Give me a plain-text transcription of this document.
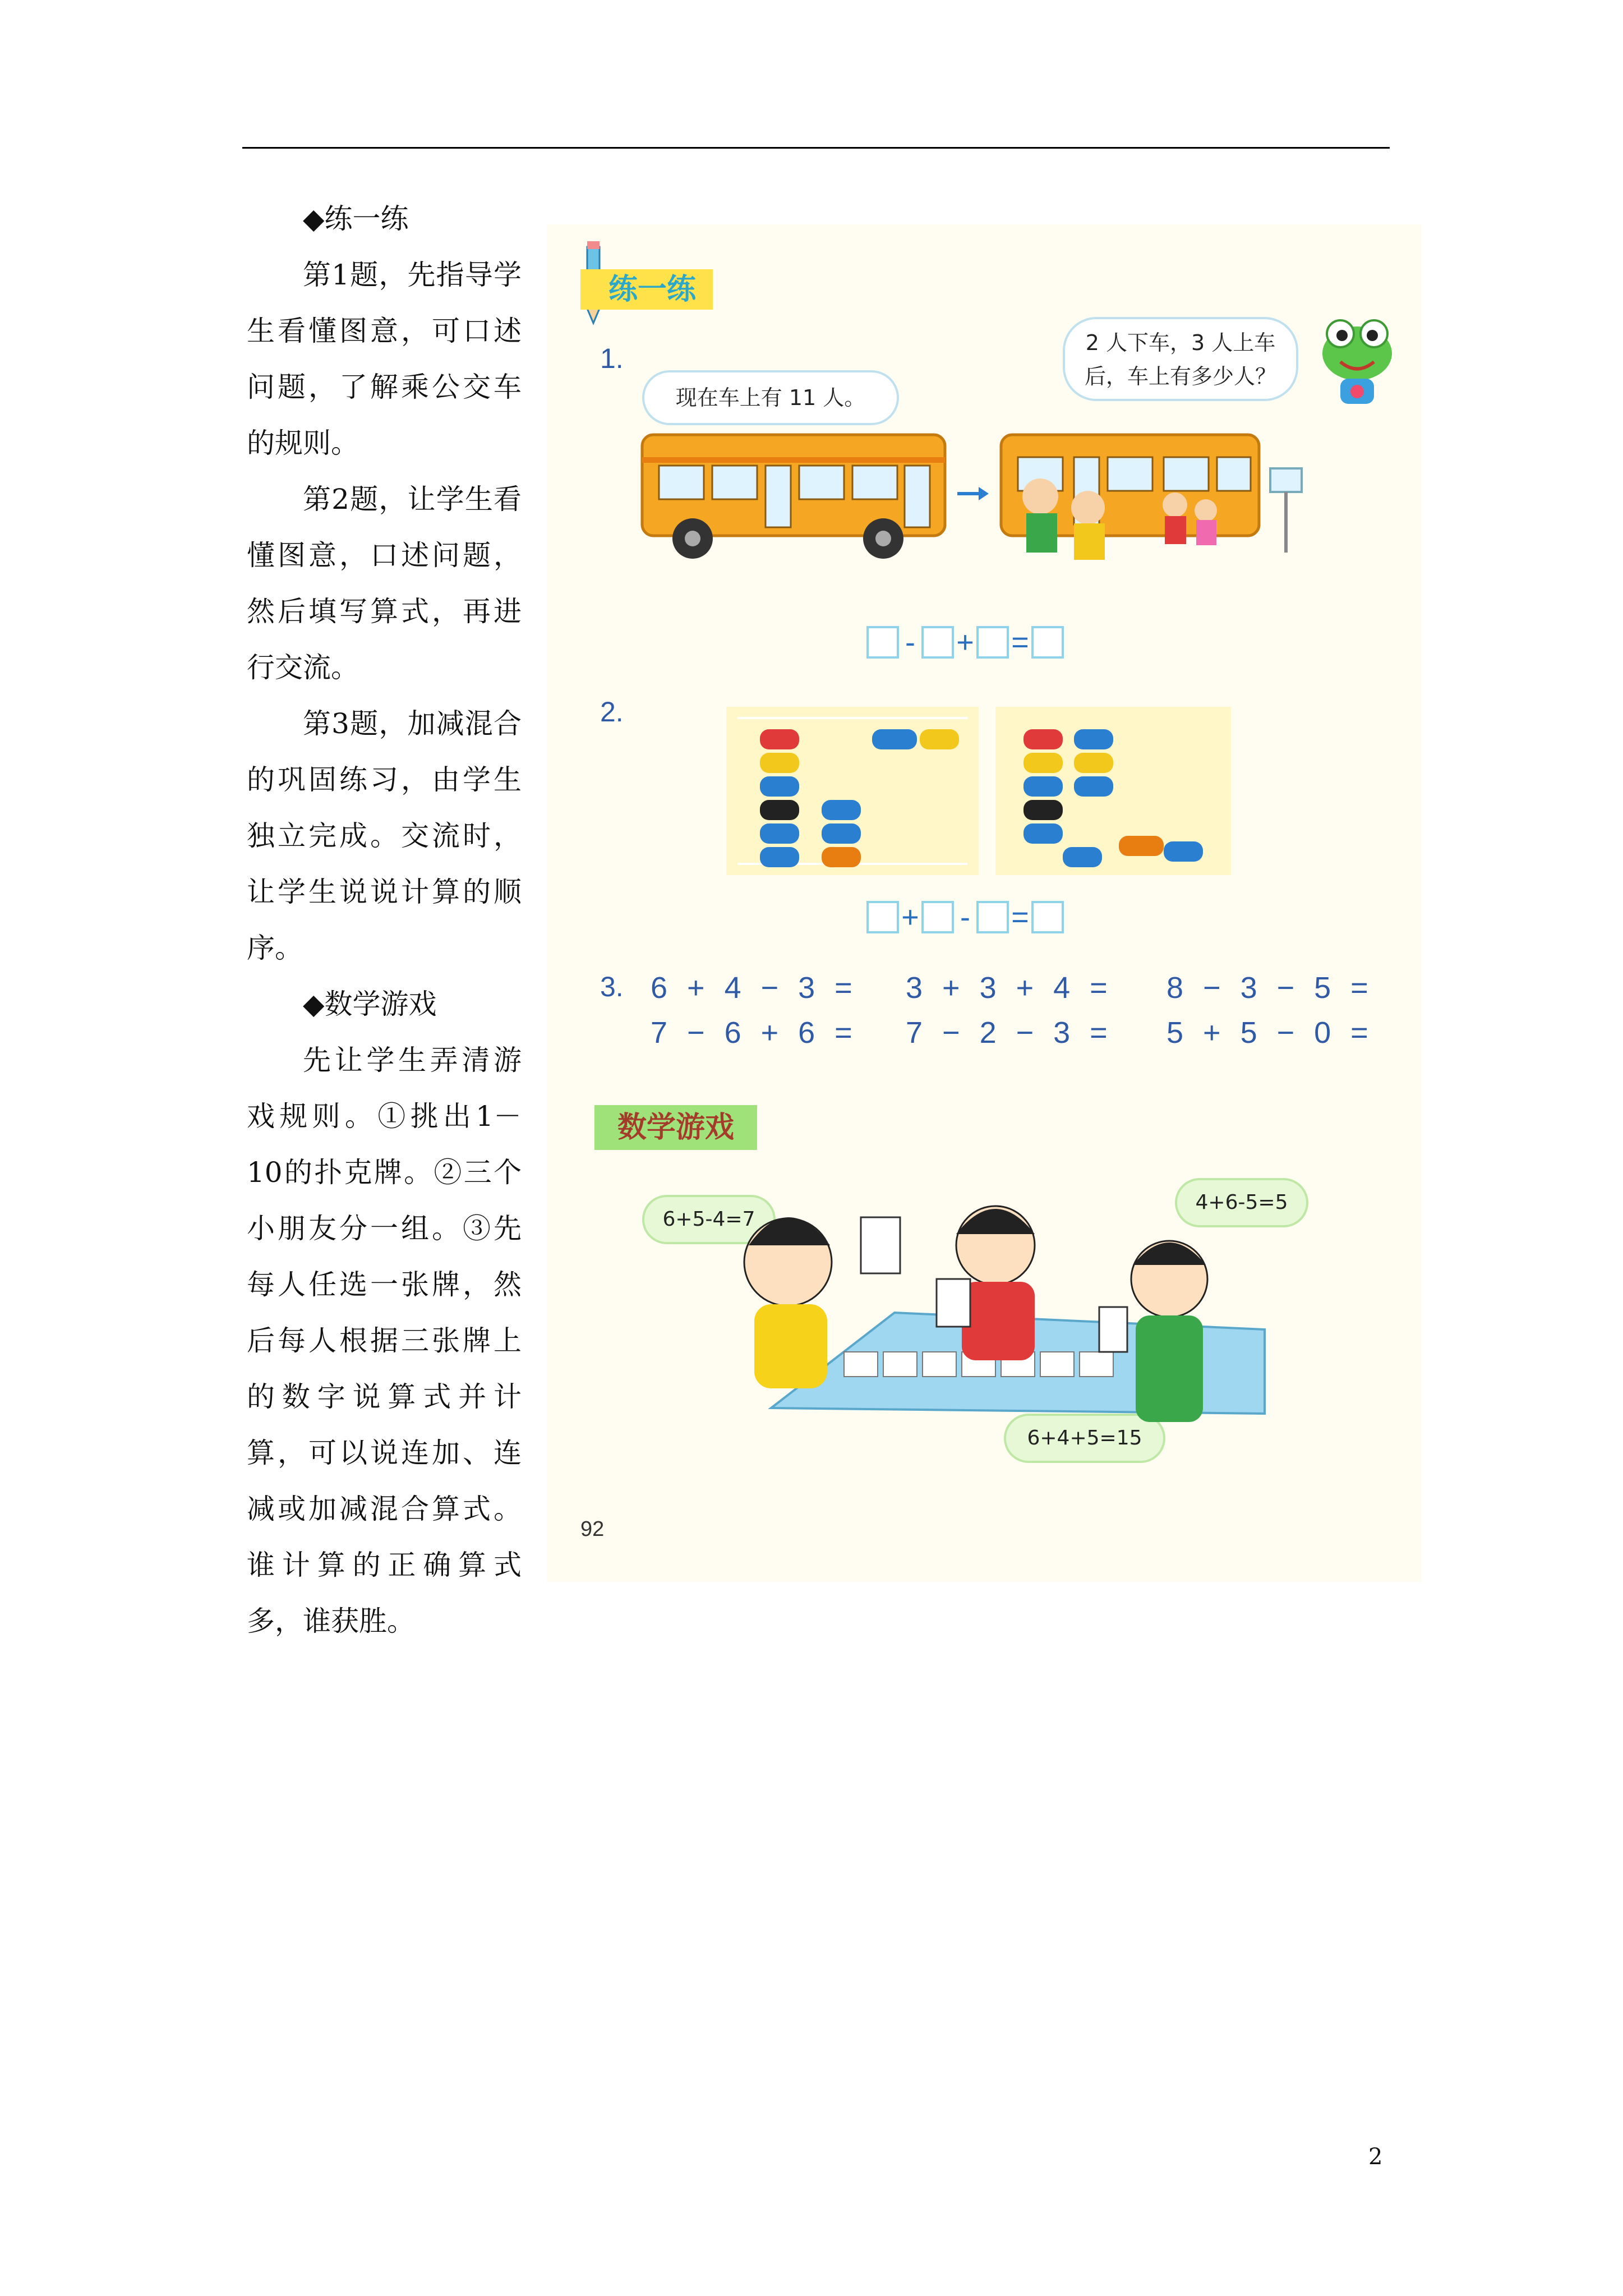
◆练一练

第1题，先指导学生看懂图意，可口述问题，了解乘公交车的规则。

第2题，让学生看懂图意，口述问题，然后填写算式，再进行交流。

第3题，加减混合的巩固练习，由学生独立完成。交流时，让学生说说计算的顺序。

◆数学游戏

先让学生弄清游戏规则。①挑出1－10的扑克牌。②三个小朋友分一组。③先每人任选一张牌，然后每人根据三张牌上的数字说算式并计算，可以说连加、连减或加减混合算式。谁计算的正确算式多，谁获胜。

练一练
1.
现在车上有 11 人。
2 人下车，3 人上车
后，车上有多少人？
- + =
2.
+ - =
3. 6 + 4 − 3 = 3 + 3 + 4 = 8 − 3 − 5 =
7 − 6 + 6 = 7 − 2 − 3 = 5 + 5 − 0 =
数学游戏
6+5-4=7
4+6-5=5
6+4+5=15
92
2
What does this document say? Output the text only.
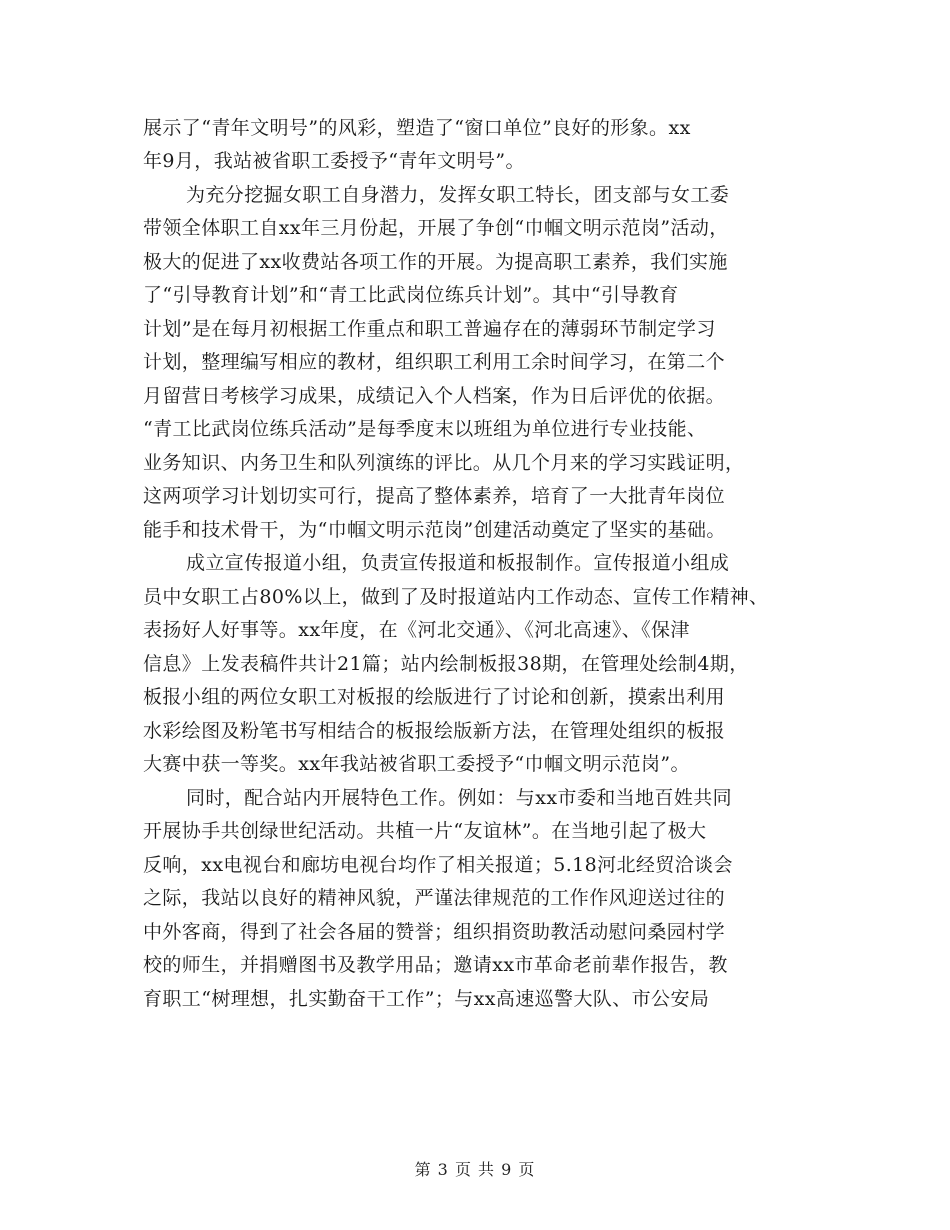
展示了“青年文明号”的风彩，塑造了“窗口单位”良好的形象。xx
年9月，我站被省职工委授予“青年文明号”。
为充分挖掘女职工自身潜力，发挥女职工特长，团支部与女工委
带领全体职工自xx年三月份起，开展了争创“巾帼文明示范岗”活动，
极大的促进了xx收费站各项工作的开展。为提高职工素养，我们实施
了“引导教育计划”和“青工比武岗位练兵计划”。其中“引导教育
计划”是在每月初根据工作重点和职工普遍存在的薄弱环节制定学习
计划，整理编写相应的教材，组织职工利用工余时间学习，在第二个
月留营日考核学习成果，成绩记入个人档案，作为日后评优的依据。
“青工比武岗位练兵活动”是每季度末以班组为单位进行专业技能、
业务知识、内务卫生和队列演练的评比。从几个月来的学习实践证明，
这两项学习计划切实可行，提高了整体素养，培育了一大批青年岗位
能手和技术骨干，为“巾帼文明示范岗”创建活动奠定了坚实的基础。
成立宣传报道小组，负责宣传报道和板报制作。宣传报道小组成
员中女职工占80%以上，做到了及时报道站内工作动态、宣传工作精神、
表扬好人好事等。xx年度，在《河北交通》、《河北高速》、《保津
信息》上发表稿件共计21篇；站内绘制板报38期，在管理处绘制4期，
板报小组的两位女职工对板报的绘版进行了讨论和创新，摸索出利用
水彩绘图及粉笔书写相结合的板报绘版新方法，在管理处组织的板报
大赛中获一等奖。xx年我站被省职工委授予“巾帼文明示范岗”。
同时，配合站内开展特色工作。例如：与xx市委和当地百姓共同
开展协手共创绿世纪活动。共植一片“友谊林”。在当地引起了极大
反响，xx电视台和廊坊电视台均作了相关报道；5.18河北经贸洽谈会
之际，我站以良好的精神风貌，严谨法律规范的工作作风迎送过往的
中外客商，得到了社会各届的赞誉；组织捐资助教活动慰问桑园村学
校的师生，并捐赠图书及教学用品；邀请xx市革命老前辈作报告，教
育职工“树理想，扎实勤奋干工作”；与xx高速巡警大队、市公安局
第 3 页 共 9 页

────────────────

Collect, from the material above, every line containing the word "this".

Give me a plain-text transcription of this document.
What does this document say? Output the text only.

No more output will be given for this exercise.